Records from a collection

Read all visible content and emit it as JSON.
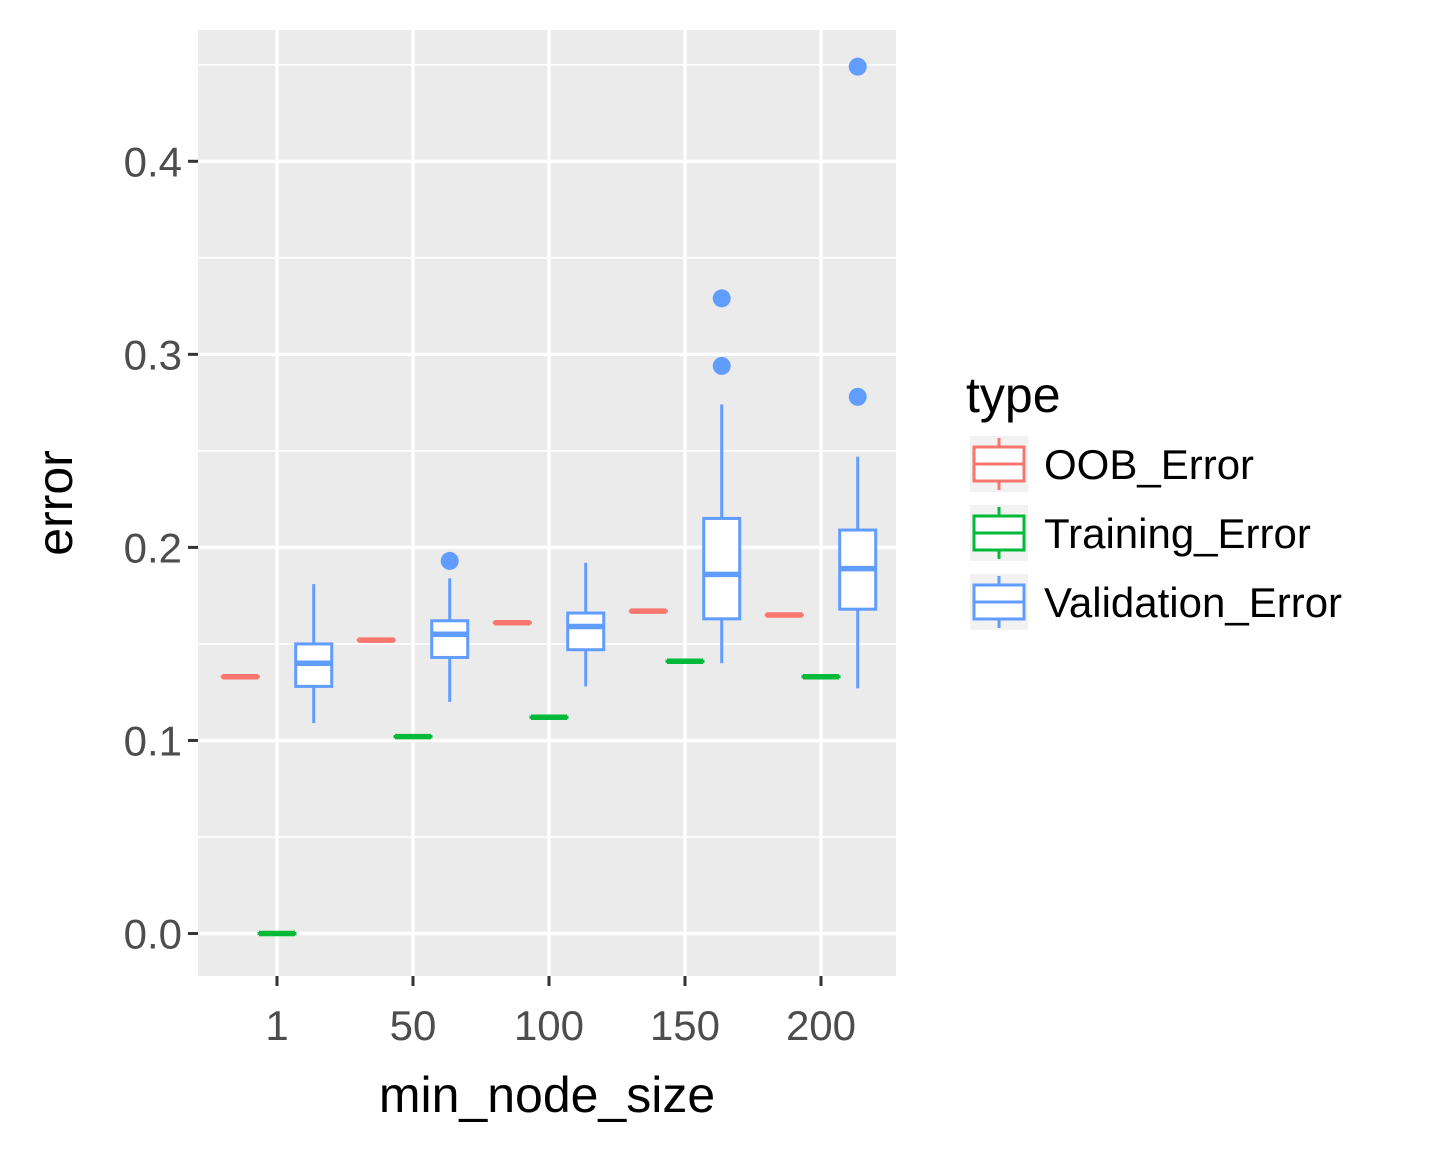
{
  "chart_data": {
    "type": "boxplot",
    "xlabel": "min_node_size",
    "ylabel": "error",
    "categories": [
      "1",
      "50",
      "100",
      "150",
      "200"
    ],
    "yticks": [
      "0.0",
      "0.1",
      "0.2",
      "0.3",
      "0.4"
    ],
    "ylim": [
      -0.022,
      0.468
    ],
    "grid": true,
    "background": "#ebebeb",
    "legend": {
      "title": "type",
      "position": "right",
      "entries": [
        "OOB_Error",
        "Training_Error",
        "Validation_Error"
      ]
    },
    "series": [
      {
        "name": "OOB_Error",
        "color": "#f8766d",
        "boxes": [
          {
            "category": "1",
            "min": 0.133,
            "q1": 0.133,
            "median": 0.133,
            "q3": 0.133,
            "max": 0.133,
            "outliers": []
          },
          {
            "category": "50",
            "min": 0.152,
            "q1": 0.152,
            "median": 0.152,
            "q3": 0.152,
            "max": 0.152,
            "outliers": []
          },
          {
            "category": "100",
            "min": 0.161,
            "q1": 0.161,
            "median": 0.161,
            "q3": 0.161,
            "max": 0.161,
            "outliers": []
          },
          {
            "category": "150",
            "min": 0.167,
            "q1": 0.167,
            "median": 0.167,
            "q3": 0.167,
            "max": 0.167,
            "outliers": []
          },
          {
            "category": "200",
            "min": 0.165,
            "q1": 0.165,
            "median": 0.165,
            "q3": 0.165,
            "max": 0.165,
            "outliers": []
          }
        ]
      },
      {
        "name": "Training_Error",
        "color": "#00ba38",
        "boxes": [
          {
            "category": "1",
            "min": 0.0,
            "q1": 0.0,
            "median": 0.0,
            "q3": 0.0,
            "max": 0.0,
            "outliers": []
          },
          {
            "category": "50",
            "min": 0.102,
            "q1": 0.102,
            "median": 0.102,
            "q3": 0.102,
            "max": 0.102,
            "outliers": []
          },
          {
            "category": "100",
            "min": 0.112,
            "q1": 0.112,
            "median": 0.112,
            "q3": 0.112,
            "max": 0.112,
            "outliers": []
          },
          {
            "category": "150",
            "min": 0.141,
            "q1": 0.141,
            "median": 0.141,
            "q3": 0.141,
            "max": 0.141,
            "outliers": []
          },
          {
            "category": "200",
            "min": 0.133,
            "q1": 0.133,
            "median": 0.133,
            "q3": 0.133,
            "max": 0.133,
            "outliers": []
          }
        ]
      },
      {
        "name": "Validation_Error",
        "color": "#619cff",
        "boxes": [
          {
            "category": "1",
            "min": 0.109,
            "q1": 0.128,
            "median": 0.14,
            "q3": 0.15,
            "max": 0.181,
            "outliers": []
          },
          {
            "category": "50",
            "min": 0.12,
            "q1": 0.143,
            "median": 0.155,
            "q3": 0.162,
            "max": 0.184,
            "outliers": [
              0.193
            ]
          },
          {
            "category": "100",
            "min": 0.128,
            "q1": 0.147,
            "median": 0.159,
            "q3": 0.166,
            "max": 0.192,
            "outliers": []
          },
          {
            "category": "150",
            "min": 0.14,
            "q1": 0.163,
            "median": 0.186,
            "q3": 0.215,
            "max": 0.274,
            "outliers": [
              0.294,
              0.329
            ]
          },
          {
            "category": "200",
            "min": 0.127,
            "q1": 0.168,
            "median": 0.189,
            "q3": 0.209,
            "max": 0.247,
            "outliers": [
              0.278,
              0.449
            ]
          }
        ]
      }
    ]
  }
}
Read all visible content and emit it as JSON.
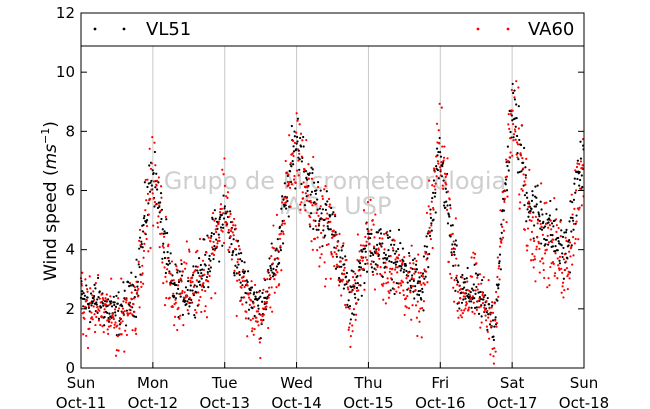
{
  "chart_data": {
    "type": "scatter",
    "ylabel": "Wind speed (ms⁻¹)",
    "ylabel_parts": {
      "text": "Wind speed (",
      "unit": "ms",
      "exp": "−1",
      "close": ")"
    },
    "ylim": [
      0,
      12
    ],
    "yticks": [
      0,
      2,
      4,
      6,
      8,
      10,
      12
    ],
    "xlim": [
      "2015-10-11",
      "2015-10-18"
    ],
    "x_ticks": [
      {
        "day": "Sun",
        "date": "Oct-11"
      },
      {
        "day": "Mon",
        "date": "Oct-12"
      },
      {
        "day": "Tue",
        "date": "Oct-13"
      },
      {
        "day": "Wed",
        "date": "Oct-14"
      },
      {
        "day": "Thu",
        "date": "Oct-15"
      },
      {
        "day": "Fri",
        "date": "Oct-16"
      },
      {
        "day": "Sat",
        "date": "Oct-17"
      },
      {
        "day": "Sun",
        "date": "Oct-18"
      }
    ],
    "grid": "vertical",
    "legend_position": "top",
    "watermark_lines": [
      "Grupo de Micrometeorologia",
      "IAG - USP"
    ],
    "series": [
      {
        "name": "VL51",
        "color": "#000000",
        "daily_mean_profile": [
          {
            "date": "2015-10-11 00:00",
            "y": 2.3
          },
          {
            "date": "2015-10-11 06:00",
            "y": 2.2
          },
          {
            "date": "2015-10-11 12:00",
            "y": 1.8
          },
          {
            "date": "2015-10-11 18:00",
            "y": 2.6
          },
          {
            "date": "2015-10-12 00:00",
            "y": 6.8
          },
          {
            "date": "2015-10-12 06:00",
            "y": 2.8
          },
          {
            "date": "2015-10-12 12:00",
            "y": 2.5
          },
          {
            "date": "2015-10-12 18:00",
            "y": 3.6
          },
          {
            "date": "2015-10-13 00:00",
            "y": 5.2
          },
          {
            "date": "2015-10-13 06:00",
            "y": 3.0
          },
          {
            "date": "2015-10-13 12:00",
            "y": 2.0
          },
          {
            "date": "2015-10-13 18:00",
            "y": 4.0
          },
          {
            "date": "2015-10-14 00:00",
            "y": 7.8
          },
          {
            "date": "2015-10-14 06:00",
            "y": 5.5
          },
          {
            "date": "2015-10-14 12:00",
            "y": 4.8
          },
          {
            "date": "2015-10-14 18:00",
            "y": 2.2
          },
          {
            "date": "2015-10-15 00:00",
            "y": 4.2
          },
          {
            "date": "2015-10-15 06:00",
            "y": 3.8
          },
          {
            "date": "2015-10-15 12:00",
            "y": 3.4
          },
          {
            "date": "2015-10-15 18:00",
            "y": 2.6
          },
          {
            "date": "2015-10-16 00:00",
            "y": 7.2
          },
          {
            "date": "2015-10-16 06:00",
            "y": 2.6
          },
          {
            "date": "2015-10-16 12:00",
            "y": 2.5
          },
          {
            "date": "2015-10-16 18:00",
            "y": 1.5
          },
          {
            "date": "2015-10-17 00:00",
            "y": 8.8
          },
          {
            "date": "2015-10-17 06:00",
            "y": 5.5
          },
          {
            "date": "2015-10-17 12:00",
            "y": 4.8
          },
          {
            "date": "2015-10-17 18:00",
            "y": 3.8
          },
          {
            "date": "2015-10-18 00:00",
            "y": 7.5
          }
        ]
      },
      {
        "name": "VA60",
        "color": "#ff0000",
        "daily_mean_profile": [
          {
            "date": "2015-10-11 00:00",
            "y": 2.0
          },
          {
            "date": "2015-10-11 06:00",
            "y": 2.0
          },
          {
            "date": "2015-10-11 12:00",
            "y": 1.5
          },
          {
            "date": "2015-10-11 18:00",
            "y": 2.3
          },
          {
            "date": "2015-10-12 00:00",
            "y": 6.5
          },
          {
            "date": "2015-10-12 06:00",
            "y": 2.5
          },
          {
            "date": "2015-10-12 12:00",
            "y": 2.8
          },
          {
            "date": "2015-10-12 18:00",
            "y": 3.2
          },
          {
            "date": "2015-10-13 00:00",
            "y": 5.8
          },
          {
            "date": "2015-10-13 06:00",
            "y": 2.5
          },
          {
            "date": "2015-10-13 12:00",
            "y": 1.5
          },
          {
            "date": "2015-10-13 18:00",
            "y": 4.0
          },
          {
            "date": "2015-10-14 00:00",
            "y": 7.5
          },
          {
            "date": "2015-10-14 06:00",
            "y": 5.0
          },
          {
            "date": "2015-10-14 12:00",
            "y": 4.5
          },
          {
            "date": "2015-10-14 18:00",
            "y": 2.0
          },
          {
            "date": "2015-10-15 00:00",
            "y": 4.5
          },
          {
            "date": "2015-10-15 06:00",
            "y": 3.5
          },
          {
            "date": "2015-10-15 12:00",
            "y": 3.0
          },
          {
            "date": "2015-10-15 18:00",
            "y": 2.2
          },
          {
            "date": "2015-10-16 00:00",
            "y": 8.0
          },
          {
            "date": "2015-10-16 06:00",
            "y": 2.4
          },
          {
            "date": "2015-10-16 12:00",
            "y": 2.6
          },
          {
            "date": "2015-10-16 18:00",
            "y": 1.4
          },
          {
            "date": "2015-10-17 00:00",
            "y": 8.5
          },
          {
            "date": "2015-10-17 06:00",
            "y": 5.0
          },
          {
            "date": "2015-10-17 12:00",
            "y": 4.2
          },
          {
            "date": "2015-10-17 18:00",
            "y": 3.5
          },
          {
            "date": "2015-10-18 00:00",
            "y": 7.2
          }
        ]
      }
    ]
  }
}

▶ TASK STATEMENT: Pull out each line of the listing that holds the string "color".

▶ FULL ANSWER:
        "color": "#f8766d",
        "color": "#00ba38",
        "color": "#619cff",
        "color": "#000000",
        "color": "#ff0000",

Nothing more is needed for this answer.